- Objective -
Copy all the material that follows, keeping every character the same.
──────────
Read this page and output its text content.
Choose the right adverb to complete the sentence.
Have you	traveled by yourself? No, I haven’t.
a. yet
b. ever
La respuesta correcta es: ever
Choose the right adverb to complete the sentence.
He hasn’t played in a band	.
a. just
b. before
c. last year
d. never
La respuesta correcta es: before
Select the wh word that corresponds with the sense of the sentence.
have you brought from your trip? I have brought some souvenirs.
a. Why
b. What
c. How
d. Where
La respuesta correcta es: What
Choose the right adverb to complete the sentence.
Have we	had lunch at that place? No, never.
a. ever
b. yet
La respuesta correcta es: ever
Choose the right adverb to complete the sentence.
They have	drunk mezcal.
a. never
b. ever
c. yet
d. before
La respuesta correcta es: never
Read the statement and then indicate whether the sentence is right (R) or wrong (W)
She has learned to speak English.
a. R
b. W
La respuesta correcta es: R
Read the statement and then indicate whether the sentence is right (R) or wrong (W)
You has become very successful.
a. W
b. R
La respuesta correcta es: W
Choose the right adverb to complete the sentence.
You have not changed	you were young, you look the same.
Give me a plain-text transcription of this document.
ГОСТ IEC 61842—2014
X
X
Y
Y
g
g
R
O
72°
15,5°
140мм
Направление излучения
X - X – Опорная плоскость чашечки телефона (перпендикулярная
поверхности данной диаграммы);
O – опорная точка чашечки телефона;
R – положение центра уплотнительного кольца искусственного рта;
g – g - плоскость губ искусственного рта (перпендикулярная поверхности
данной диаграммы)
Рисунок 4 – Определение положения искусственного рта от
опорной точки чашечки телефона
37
──────────
- Reply to the exercise -
Read this page and output its text content.
Choose the right adverb to complete the sentence.
Have you	traveled by yourself? No, I haven’t.
a. yet
b. ever
La respuesta correcta es: ever
Choose the right adverb to complete the sentence.
He hasn’t played in a band	.
a. just
b. before
c. last year
d. never
La respuesta correcta es: before
Select the wh word that corresponds with the sense of the sentence.
have you brought from your trip? I have brought some souvenirs.
a. Why
b. What
c. How
d. Where
La respuesta correcta es: What
Choose the right adverb to complete the sentence.
Have we	had lunch at that place? No, never.
a. ever
b. yet
La respuesta correcta es: ever
Choose the right adverb to complete the sentence.
They have	drunk mezcal.
a. never
b. ever
c. yet
d. before
La respuesta correcta es: never
Read the statement and then indicate whether the sentence is right (R) or wrong (W)
She has learned to speak English.
a. R
b. W
La respuesta correcta es: R
Read the statement and then indicate whether the sentence is right (R) or wrong (W)
You has become very successful.
a. W
b. R
La respuesta correcta es: W
Choose the right adverb to complete the sentence.
You have not changed	you were young, you look the same.
Give me a plain-text transcription of this document.
ГОСТ IEC 61842—2014
X
X
Y
Y
g
g
R
O
72°
15,5°
140мм
Направление излучения
X - X – Опорная плоскость чашечки телефона (перпендикулярная
поверхности данной диаграммы);
O – опорная точка чашечки телефона;
R – положение центра уплотнительного кольца искусственного рта;
g – g - плоскость губ искусственного рта (перпендикулярная поверхности
данной диаграммы)
Рисунок 4 – Определение положения искусственного рта от
опорной точки чашечки телефона
37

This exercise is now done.